* STATED TASK: Pictures do not belong in the copy; quote every entry below exactly.

━━━━━━━━━━━━━━━━━━━━━━━━━━━━━━

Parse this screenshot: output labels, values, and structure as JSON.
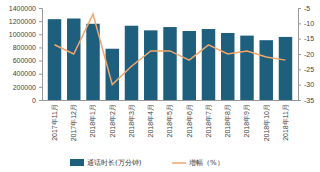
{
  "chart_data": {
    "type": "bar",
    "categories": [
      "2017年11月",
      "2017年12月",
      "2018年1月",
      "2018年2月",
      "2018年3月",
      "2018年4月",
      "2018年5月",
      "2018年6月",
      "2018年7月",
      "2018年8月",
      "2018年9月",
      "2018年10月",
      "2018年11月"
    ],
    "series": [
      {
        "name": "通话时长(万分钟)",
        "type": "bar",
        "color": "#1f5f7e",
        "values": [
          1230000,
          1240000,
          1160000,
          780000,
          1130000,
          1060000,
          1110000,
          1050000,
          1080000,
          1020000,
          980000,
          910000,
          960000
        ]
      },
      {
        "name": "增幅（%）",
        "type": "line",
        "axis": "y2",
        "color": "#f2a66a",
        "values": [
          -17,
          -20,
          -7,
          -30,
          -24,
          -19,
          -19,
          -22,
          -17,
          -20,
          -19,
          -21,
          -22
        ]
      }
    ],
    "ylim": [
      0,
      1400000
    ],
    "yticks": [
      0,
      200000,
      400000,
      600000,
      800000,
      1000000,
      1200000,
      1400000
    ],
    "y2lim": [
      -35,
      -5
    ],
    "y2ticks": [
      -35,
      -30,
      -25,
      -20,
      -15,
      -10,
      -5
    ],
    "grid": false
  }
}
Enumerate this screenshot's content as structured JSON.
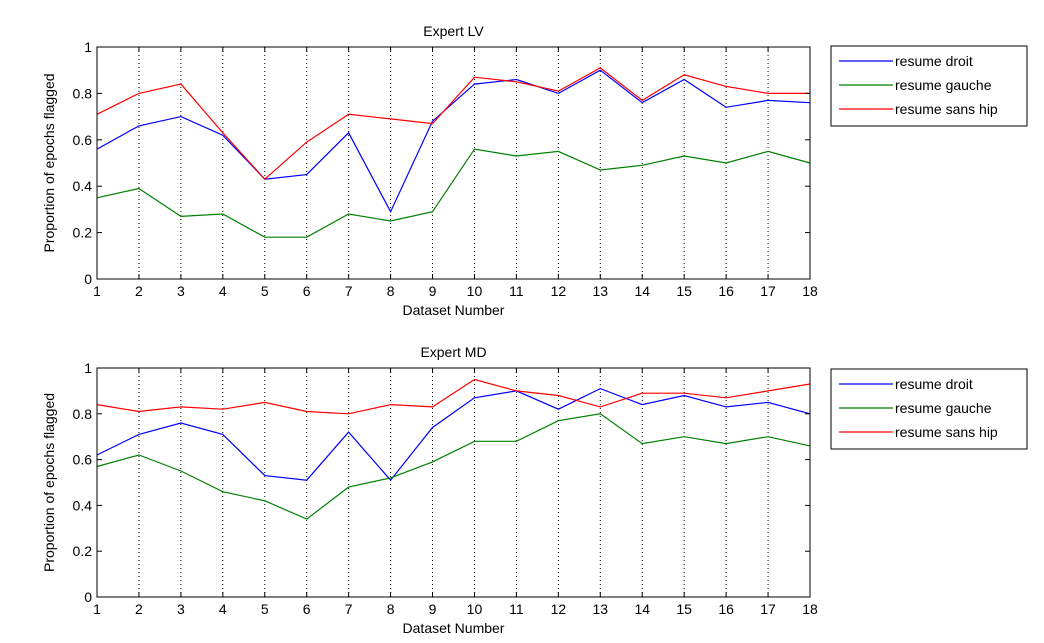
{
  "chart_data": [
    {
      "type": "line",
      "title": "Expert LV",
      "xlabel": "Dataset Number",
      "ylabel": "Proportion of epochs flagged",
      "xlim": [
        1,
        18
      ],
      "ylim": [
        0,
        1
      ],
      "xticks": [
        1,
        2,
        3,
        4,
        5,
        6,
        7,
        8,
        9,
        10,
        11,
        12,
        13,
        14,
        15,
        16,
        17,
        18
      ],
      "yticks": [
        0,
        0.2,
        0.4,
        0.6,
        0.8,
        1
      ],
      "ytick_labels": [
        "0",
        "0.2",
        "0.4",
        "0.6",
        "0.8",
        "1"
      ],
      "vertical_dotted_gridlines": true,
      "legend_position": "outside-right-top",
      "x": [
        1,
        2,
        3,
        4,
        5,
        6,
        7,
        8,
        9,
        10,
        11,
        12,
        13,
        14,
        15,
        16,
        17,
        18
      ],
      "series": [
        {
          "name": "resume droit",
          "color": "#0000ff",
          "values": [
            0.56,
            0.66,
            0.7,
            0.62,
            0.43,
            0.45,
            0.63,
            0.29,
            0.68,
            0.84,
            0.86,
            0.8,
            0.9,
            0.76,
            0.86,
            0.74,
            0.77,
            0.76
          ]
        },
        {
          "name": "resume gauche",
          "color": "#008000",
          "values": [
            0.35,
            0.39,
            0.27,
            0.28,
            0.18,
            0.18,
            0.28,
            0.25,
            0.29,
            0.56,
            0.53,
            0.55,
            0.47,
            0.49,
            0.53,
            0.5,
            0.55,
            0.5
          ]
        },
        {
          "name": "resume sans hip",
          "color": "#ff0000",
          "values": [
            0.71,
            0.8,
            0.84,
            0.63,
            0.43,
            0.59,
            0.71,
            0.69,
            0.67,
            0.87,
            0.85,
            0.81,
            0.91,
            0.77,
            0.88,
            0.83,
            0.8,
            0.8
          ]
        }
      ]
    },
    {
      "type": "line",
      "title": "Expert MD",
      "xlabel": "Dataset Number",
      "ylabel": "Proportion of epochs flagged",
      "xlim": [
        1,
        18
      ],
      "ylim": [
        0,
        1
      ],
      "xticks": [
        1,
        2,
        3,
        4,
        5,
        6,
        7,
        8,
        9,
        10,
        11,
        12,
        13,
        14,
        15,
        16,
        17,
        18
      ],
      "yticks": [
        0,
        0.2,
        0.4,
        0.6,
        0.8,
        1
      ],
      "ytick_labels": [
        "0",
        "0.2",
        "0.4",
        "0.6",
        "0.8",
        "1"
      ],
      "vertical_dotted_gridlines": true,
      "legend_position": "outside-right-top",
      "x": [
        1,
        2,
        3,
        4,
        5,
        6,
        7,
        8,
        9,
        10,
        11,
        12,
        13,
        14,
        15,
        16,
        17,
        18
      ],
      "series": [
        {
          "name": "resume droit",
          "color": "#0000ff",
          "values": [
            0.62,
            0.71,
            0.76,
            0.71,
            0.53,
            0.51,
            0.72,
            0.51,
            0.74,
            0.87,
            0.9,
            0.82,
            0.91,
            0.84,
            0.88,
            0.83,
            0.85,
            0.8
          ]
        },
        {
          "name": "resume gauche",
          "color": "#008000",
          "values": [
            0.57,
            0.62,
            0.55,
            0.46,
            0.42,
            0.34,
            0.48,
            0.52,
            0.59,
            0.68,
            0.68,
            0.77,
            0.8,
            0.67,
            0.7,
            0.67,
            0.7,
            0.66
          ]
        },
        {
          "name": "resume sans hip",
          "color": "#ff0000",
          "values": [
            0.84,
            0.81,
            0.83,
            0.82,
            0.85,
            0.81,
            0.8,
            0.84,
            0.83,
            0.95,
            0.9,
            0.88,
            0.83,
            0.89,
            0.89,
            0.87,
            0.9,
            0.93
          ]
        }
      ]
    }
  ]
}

━━━━━━━━━━━━━━━━━━━━━━━━━━━━━━

* THE COMPLETED TASK:
Parse this screenshot: output labels, values, and structure as JSON.
{
  "chart_data": {
    "type": "bar",
    "categories": [
      "2017年11月",
      "2017年12月",
      "2018年1月",
      "2018年2月",
      "2018年3月",
      "2018年4月",
      "2018年5月",
      "2018年6月",
      "2018年7月",
      "2018年8月",
      "2018年9月",
      "2018年10月",
      "2018年11月"
    ],
    "series": [
      {
        "name": "通话时长(万分钟)",
        "type": "bar",
        "color": "#1f5f7e",
        "values": [
          1230000,
          1240000,
          1160000,
          780000,
          1130000,
          1060000,
          1110000,
          1050000,
          1080000,
          1020000,
          980000,
          910000,
          960000
        ]
      },
      {
        "name": "增幅（%）",
        "type": "line",
        "axis": "y2",
        "color": "#f2a66a",
        "values": [
          -17,
          -20,
          -7,
          -30,
          -24,
          -19,
          -19,
          -22,
          -17,
          -20,
          -19,
          -21,
          -22
        ]
      }
    ],
    "ylim": [
      0,
      1400000
    ],
    "yticks": [
      0,
      200000,
      400000,
      600000,
      800000,
      1000000,
      1200000,
      1400000
    ],
    "y2lim": [
      -35,
      -5
    ],
    "y2ticks": [
      -35,
      -30,
      -25,
      -20,
      -15,
      -10,
      -5
    ],
    "grid": false
  }
}
Enumerate this screenshot's content as structured JSON.
{
  "chart_data": [
    {
      "type": "line",
      "title": "Expert LV",
      "xlabel": "Dataset Number",
      "ylabel": "Proportion of epochs flagged",
      "xlim": [
        1,
        18
      ],
      "ylim": [
        0,
        1
      ],
      "xticks": [
        1,
        2,
        3,
        4,
        5,
        6,
        7,
        8,
        9,
        10,
        11,
        12,
        13,
        14,
        15,
        16,
        17,
        18
      ],
      "yticks": [
        0,
        0.2,
        0.4,
        0.6,
        0.8,
        1
      ],
      "ytick_labels": [
        "0",
        "0.2",
        "0.4",
        "0.6",
        "0.8",
        "1"
      ],
      "vertical_dotted_gridlines": true,
      "legend_position": "outside-right-top",
      "x": [
        1,
        2,
        3,
        4,
        5,
        6,
        7,
        8,
        9,
        10,
        11,
        12,
        13,
        14,
        15,
        16,
        17,
        18
      ],
      "series": [
        {
          "name": "resume droit",
          "color": "#0000ff",
          "values": [
            0.56,
            0.66,
            0.7,
            0.62,
            0.43,
            0.45,
            0.63,
            0.29,
            0.68,
            0.84,
            0.86,
            0.8,
            0.9,
            0.76,
            0.86,
            0.74,
            0.77,
            0.76
          ]
        },
        {
          "name": "resume gauche",
          "color": "#008000",
          "values": [
            0.35,
            0.39,
            0.27,
            0.28,
            0.18,
            0.18,
            0.28,
            0.25,
            0.29,
            0.56,
            0.53,
            0.55,
            0.47,
            0.49,
            0.53,
            0.5,
            0.55,
            0.5
          ]
        },
        {
          "name": "resume sans hip",
          "color": "#ff0000",
          "values": [
            0.71,
            0.8,
            0.84,
            0.63,
            0.43,
            0.59,
            0.71,
            0.69,
            0.67,
            0.87,
            0.85,
            0.81,
            0.91,
            0.77,
            0.88,
            0.83,
            0.8,
            0.8
          ]
        }
      ]
    },
    {
      "type": "line",
      "title": "Expert MD",
      "xlabel": "Dataset Number",
      "ylabel": "Proportion of epochs flagged",
      "xlim": [
        1,
        18
      ],
      "ylim": [
        0,
        1
      ],
      "xticks": [
        1,
        2,
        3,
        4,
        5,
        6,
        7,
        8,
        9,
        10,
        11,
        12,
        13,
        14,
        15,
        16,
        17,
        18
      ],
      "yticks": [
        0,
        0.2,
        0.4,
        0.6,
        0.8,
        1
      ],
      "ytick_labels": [
        "0",
        "0.2",
        "0.4",
        "0.6",
        "0.8",
        "1"
      ],
      "vertical_dotted_gridlines": true,
      "legend_position": "outside-right-top",
      "x": [
        1,
        2,
        3,
        4,
        5,
        6,
        7,
        8,
        9,
        10,
        11,
        12,
        13,
        14,
        15,
        16,
        17,
        18
      ],
      "series": [
        {
          "name": "resume droit",
          "color": "#0000ff",
          "values": [
            0.62,
            0.71,
            0.76,
            0.71,
            0.53,
            0.51,
            0.72,
            0.51,
            0.74,
            0.87,
            0.9,
            0.82,
            0.91,
            0.84,
            0.88,
            0.83,
            0.85,
            0.8
          ]
        },
        {
          "name": "resume gauche",
          "color": "#008000",
          "values": [
            0.57,
            0.62,
            0.55,
            0.46,
            0.42,
            0.34,
            0.48,
            0.52,
            0.59,
            0.68,
            0.68,
            0.77,
            0.8,
            0.67,
            0.7,
            0.67,
            0.7,
            0.66
          ]
        },
        {
          "name": "resume sans hip",
          "color": "#ff0000",
          "values": [
            0.84,
            0.81,
            0.83,
            0.82,
            0.85,
            0.81,
            0.8,
            0.84,
            0.83,
            0.95,
            0.9,
            0.88,
            0.83,
            0.89,
            0.89,
            0.87,
            0.9,
            0.93
          ]
        }
      ]
    }
  ]
}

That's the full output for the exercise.